— START Task data —

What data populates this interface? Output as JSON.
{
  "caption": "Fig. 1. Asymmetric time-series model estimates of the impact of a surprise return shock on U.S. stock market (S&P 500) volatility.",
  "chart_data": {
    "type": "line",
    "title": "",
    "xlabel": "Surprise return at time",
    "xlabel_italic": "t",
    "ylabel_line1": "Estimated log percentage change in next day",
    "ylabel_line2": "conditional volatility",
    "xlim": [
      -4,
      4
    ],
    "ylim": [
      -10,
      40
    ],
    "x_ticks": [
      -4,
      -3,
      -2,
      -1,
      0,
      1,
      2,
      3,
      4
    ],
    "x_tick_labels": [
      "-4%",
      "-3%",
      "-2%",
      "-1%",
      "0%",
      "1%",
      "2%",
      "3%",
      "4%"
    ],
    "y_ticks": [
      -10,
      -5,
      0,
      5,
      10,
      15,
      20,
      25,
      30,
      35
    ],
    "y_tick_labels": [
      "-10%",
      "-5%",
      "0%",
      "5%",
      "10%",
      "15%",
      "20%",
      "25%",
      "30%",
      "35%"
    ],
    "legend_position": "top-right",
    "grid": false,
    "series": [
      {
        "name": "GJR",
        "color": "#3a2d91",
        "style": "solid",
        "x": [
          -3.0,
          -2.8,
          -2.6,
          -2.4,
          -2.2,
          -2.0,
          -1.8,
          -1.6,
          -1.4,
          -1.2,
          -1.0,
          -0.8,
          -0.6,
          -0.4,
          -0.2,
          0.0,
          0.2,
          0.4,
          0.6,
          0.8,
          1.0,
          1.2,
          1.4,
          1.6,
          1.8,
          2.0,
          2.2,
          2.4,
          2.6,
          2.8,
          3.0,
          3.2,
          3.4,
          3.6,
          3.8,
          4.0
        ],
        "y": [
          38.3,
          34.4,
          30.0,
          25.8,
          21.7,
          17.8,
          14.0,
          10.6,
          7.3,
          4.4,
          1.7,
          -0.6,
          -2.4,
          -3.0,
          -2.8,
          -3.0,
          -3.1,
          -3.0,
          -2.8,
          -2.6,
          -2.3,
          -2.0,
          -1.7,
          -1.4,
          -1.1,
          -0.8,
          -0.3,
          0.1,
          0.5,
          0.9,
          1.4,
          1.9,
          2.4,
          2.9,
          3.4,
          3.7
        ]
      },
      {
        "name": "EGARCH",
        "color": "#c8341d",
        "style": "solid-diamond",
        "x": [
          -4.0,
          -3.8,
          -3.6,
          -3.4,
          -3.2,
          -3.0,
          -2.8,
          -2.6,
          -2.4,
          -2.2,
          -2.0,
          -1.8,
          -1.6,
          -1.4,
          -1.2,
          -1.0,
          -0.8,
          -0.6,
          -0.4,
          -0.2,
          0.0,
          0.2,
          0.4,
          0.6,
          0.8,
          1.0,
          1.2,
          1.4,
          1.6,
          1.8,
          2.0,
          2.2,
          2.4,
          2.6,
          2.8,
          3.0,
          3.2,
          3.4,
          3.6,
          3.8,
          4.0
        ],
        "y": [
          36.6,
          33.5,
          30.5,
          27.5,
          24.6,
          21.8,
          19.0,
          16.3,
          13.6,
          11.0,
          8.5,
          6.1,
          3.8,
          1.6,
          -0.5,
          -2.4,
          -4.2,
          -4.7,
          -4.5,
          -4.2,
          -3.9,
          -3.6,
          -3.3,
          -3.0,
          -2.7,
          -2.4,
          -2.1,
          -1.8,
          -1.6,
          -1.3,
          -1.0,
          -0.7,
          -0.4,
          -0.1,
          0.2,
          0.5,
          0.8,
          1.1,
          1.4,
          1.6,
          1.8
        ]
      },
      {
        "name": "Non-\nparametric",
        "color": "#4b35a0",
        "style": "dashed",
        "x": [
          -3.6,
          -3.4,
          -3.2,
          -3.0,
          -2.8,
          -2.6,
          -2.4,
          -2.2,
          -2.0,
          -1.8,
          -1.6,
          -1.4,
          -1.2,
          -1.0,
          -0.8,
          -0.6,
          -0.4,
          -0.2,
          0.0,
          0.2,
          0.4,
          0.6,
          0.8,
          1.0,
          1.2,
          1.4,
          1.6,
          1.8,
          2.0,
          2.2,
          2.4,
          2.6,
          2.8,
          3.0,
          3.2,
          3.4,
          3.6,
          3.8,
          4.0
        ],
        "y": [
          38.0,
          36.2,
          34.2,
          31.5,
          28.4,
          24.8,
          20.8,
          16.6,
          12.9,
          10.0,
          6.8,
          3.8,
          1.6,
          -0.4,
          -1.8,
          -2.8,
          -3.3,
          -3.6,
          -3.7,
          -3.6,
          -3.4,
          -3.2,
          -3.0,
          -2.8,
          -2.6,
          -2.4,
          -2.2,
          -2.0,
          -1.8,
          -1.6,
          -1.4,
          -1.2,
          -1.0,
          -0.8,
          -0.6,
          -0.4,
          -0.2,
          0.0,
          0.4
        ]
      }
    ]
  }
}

— END Task data —

=== Brief ===
Copy all lines of the listing above that contain the string "return".

=== Written solution ===
  "caption": "Fig. 1. Asymmetric time-series model estimates of the impact of a surprise return shock on U.S. stock market (S&P 500) volatility.",
    "xlabel": "Surprise return at time",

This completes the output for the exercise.